**Instruction**: How many lines of these entries include the string "臣心中的人儿便是她"? State the number alone.
— begin Data in this exercise —
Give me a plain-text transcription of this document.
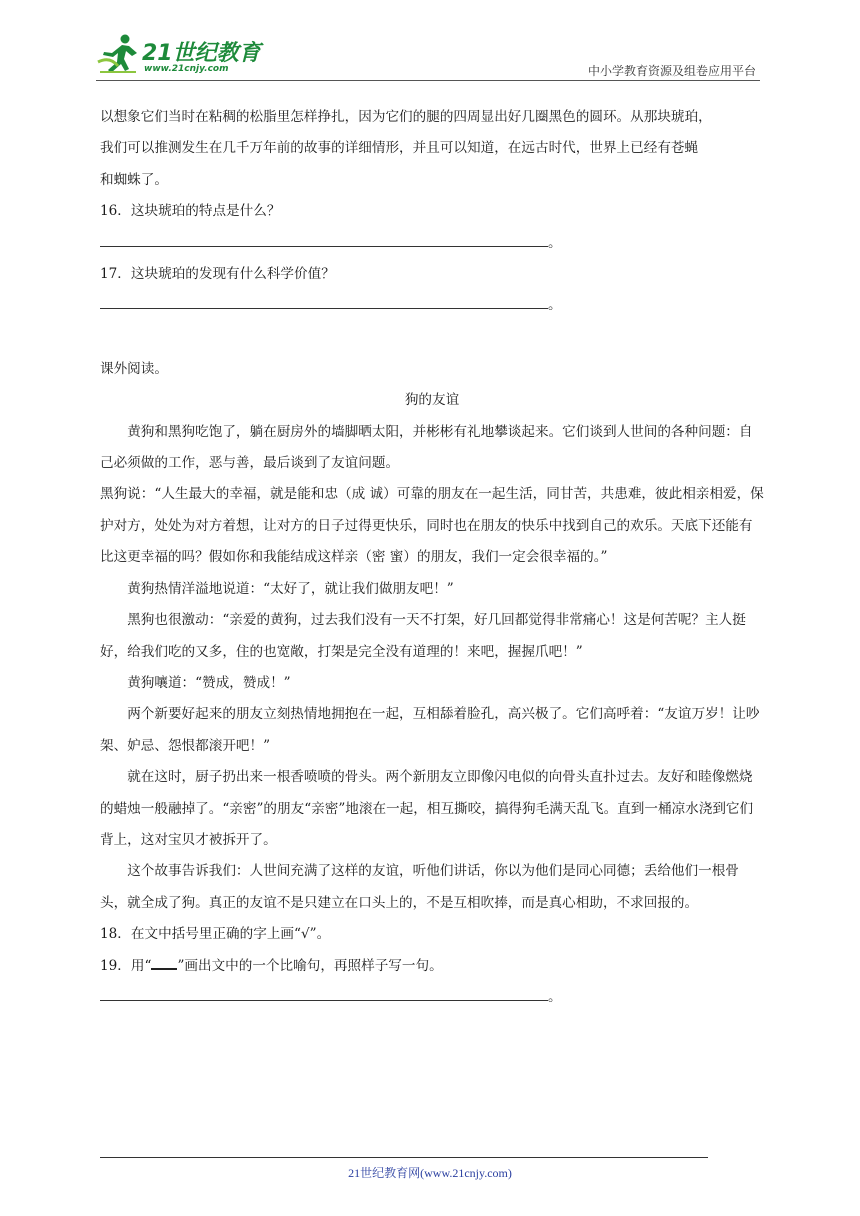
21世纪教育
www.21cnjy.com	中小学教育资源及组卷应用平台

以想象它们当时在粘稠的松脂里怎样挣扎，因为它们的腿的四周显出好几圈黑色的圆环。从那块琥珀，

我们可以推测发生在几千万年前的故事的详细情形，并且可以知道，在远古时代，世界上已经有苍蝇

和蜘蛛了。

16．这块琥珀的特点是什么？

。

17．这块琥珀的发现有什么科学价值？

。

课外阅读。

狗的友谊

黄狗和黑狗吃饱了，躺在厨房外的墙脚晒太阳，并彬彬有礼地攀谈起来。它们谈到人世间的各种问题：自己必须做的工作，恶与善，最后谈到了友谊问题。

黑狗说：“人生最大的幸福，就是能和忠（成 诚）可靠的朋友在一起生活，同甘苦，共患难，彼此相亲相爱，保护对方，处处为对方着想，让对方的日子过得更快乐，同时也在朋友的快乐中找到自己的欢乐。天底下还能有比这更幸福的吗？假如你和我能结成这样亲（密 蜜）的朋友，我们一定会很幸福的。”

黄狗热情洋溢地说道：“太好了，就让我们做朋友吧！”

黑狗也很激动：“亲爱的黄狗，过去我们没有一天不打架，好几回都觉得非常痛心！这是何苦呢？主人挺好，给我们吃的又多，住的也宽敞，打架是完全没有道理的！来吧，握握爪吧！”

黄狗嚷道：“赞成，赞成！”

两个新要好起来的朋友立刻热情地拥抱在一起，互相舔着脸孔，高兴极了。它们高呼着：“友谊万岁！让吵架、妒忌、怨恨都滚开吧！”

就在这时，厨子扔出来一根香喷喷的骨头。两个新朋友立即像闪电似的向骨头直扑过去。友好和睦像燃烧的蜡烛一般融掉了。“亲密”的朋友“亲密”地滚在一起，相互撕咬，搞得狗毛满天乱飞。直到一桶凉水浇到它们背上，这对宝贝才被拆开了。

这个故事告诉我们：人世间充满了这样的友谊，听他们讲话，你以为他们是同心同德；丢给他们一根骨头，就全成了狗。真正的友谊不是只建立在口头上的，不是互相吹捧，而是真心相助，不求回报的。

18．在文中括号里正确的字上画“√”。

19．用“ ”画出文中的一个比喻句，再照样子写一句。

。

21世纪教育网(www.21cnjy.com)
— end Data in this exercise —
— begin Data in this exercise —
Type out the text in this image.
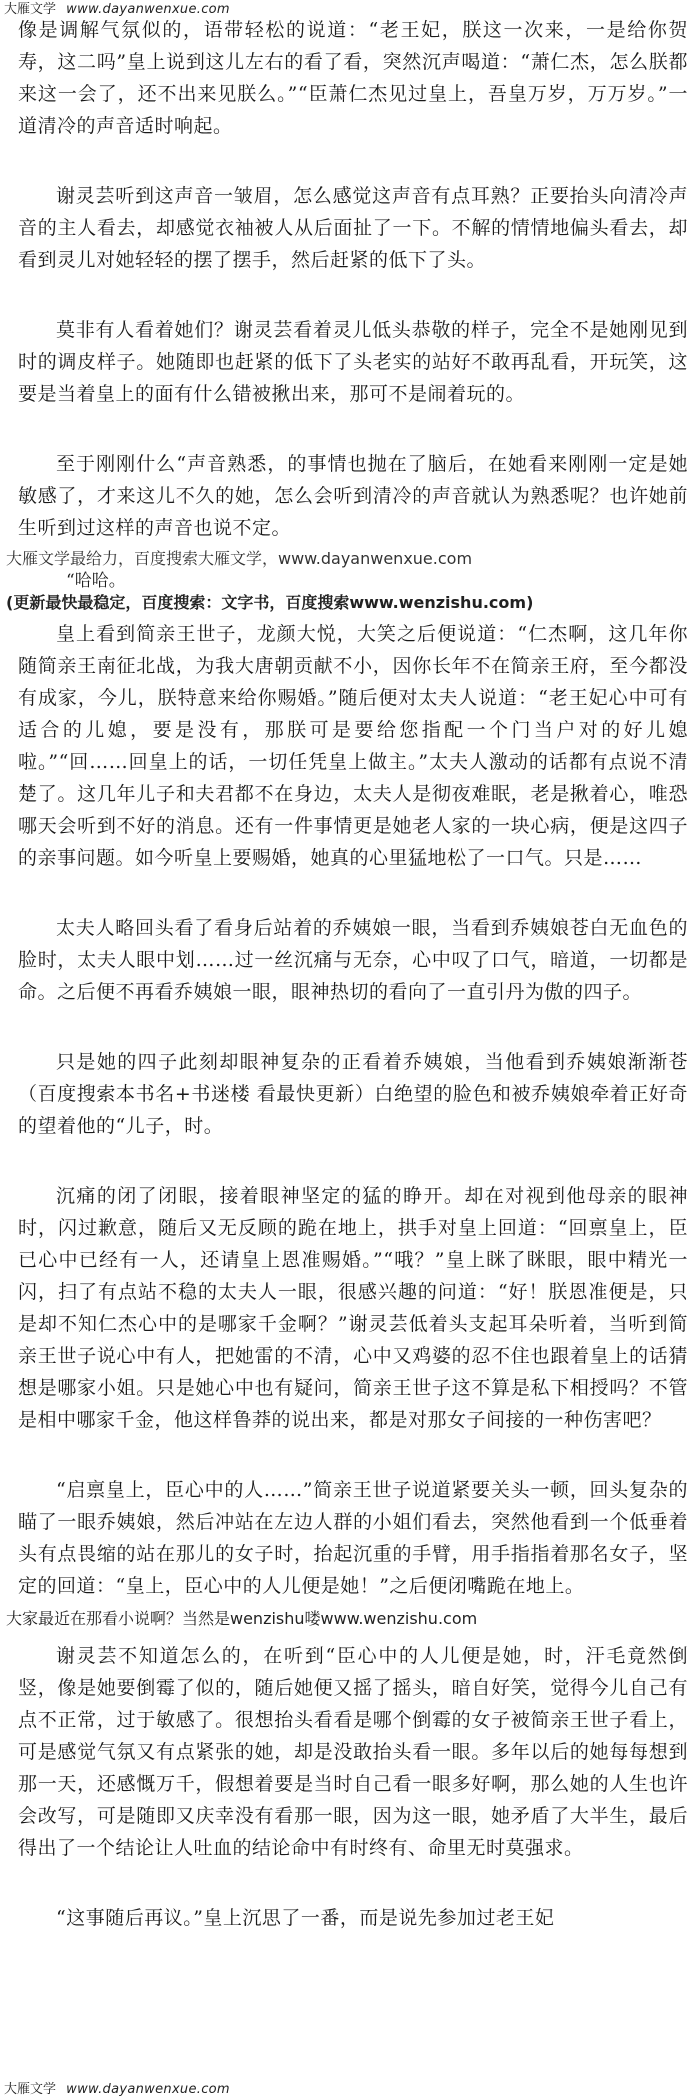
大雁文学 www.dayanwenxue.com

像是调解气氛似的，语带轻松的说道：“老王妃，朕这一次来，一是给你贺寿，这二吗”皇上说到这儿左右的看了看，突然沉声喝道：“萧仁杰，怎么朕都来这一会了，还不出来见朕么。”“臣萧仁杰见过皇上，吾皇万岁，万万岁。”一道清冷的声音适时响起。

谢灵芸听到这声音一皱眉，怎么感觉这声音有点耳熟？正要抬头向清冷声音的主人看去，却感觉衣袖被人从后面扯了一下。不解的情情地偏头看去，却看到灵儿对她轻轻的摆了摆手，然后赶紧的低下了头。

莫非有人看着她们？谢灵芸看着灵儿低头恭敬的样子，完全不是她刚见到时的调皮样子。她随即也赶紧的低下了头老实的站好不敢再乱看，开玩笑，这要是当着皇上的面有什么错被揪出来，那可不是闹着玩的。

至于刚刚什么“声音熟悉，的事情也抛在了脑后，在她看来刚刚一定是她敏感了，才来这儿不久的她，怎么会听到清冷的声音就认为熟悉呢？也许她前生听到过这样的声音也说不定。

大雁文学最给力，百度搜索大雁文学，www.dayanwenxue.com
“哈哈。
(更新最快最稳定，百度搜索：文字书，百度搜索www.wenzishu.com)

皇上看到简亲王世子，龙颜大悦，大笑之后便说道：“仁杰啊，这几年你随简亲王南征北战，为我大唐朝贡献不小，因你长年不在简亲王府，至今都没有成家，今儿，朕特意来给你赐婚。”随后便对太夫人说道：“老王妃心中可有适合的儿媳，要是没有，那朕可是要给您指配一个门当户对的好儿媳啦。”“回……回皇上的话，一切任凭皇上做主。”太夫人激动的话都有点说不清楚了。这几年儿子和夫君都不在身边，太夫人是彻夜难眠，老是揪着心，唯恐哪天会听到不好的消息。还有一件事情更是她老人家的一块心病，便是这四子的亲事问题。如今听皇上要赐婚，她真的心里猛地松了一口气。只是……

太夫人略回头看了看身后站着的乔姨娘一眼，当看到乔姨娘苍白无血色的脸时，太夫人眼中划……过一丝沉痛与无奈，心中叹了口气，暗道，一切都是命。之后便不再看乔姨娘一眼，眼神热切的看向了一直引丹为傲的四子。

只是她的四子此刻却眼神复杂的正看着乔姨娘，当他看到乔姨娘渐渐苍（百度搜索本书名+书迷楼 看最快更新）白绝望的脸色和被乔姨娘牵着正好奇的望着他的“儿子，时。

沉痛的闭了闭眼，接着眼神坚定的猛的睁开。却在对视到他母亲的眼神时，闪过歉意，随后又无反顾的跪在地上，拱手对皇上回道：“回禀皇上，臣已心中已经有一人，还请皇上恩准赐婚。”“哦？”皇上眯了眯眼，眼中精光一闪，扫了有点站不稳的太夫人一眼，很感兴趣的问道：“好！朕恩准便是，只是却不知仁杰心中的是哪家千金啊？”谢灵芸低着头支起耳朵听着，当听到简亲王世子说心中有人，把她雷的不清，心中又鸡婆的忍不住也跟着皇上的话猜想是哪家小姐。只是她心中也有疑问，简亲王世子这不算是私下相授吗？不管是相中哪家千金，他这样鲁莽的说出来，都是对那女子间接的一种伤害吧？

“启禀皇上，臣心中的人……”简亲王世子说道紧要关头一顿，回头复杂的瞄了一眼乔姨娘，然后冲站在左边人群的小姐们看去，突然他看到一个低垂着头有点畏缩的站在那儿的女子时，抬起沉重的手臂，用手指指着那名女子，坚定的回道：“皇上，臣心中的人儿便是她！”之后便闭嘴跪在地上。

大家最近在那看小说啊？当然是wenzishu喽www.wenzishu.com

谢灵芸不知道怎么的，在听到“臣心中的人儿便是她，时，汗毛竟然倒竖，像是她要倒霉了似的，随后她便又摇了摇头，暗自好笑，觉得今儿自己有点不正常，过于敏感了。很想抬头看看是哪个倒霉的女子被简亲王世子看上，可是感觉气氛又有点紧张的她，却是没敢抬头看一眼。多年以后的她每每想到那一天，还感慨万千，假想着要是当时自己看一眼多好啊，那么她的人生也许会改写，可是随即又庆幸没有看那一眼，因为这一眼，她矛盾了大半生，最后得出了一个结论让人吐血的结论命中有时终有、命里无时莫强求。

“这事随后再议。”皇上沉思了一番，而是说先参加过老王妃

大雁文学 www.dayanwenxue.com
— end Data in this exercise —
**Answer**: 2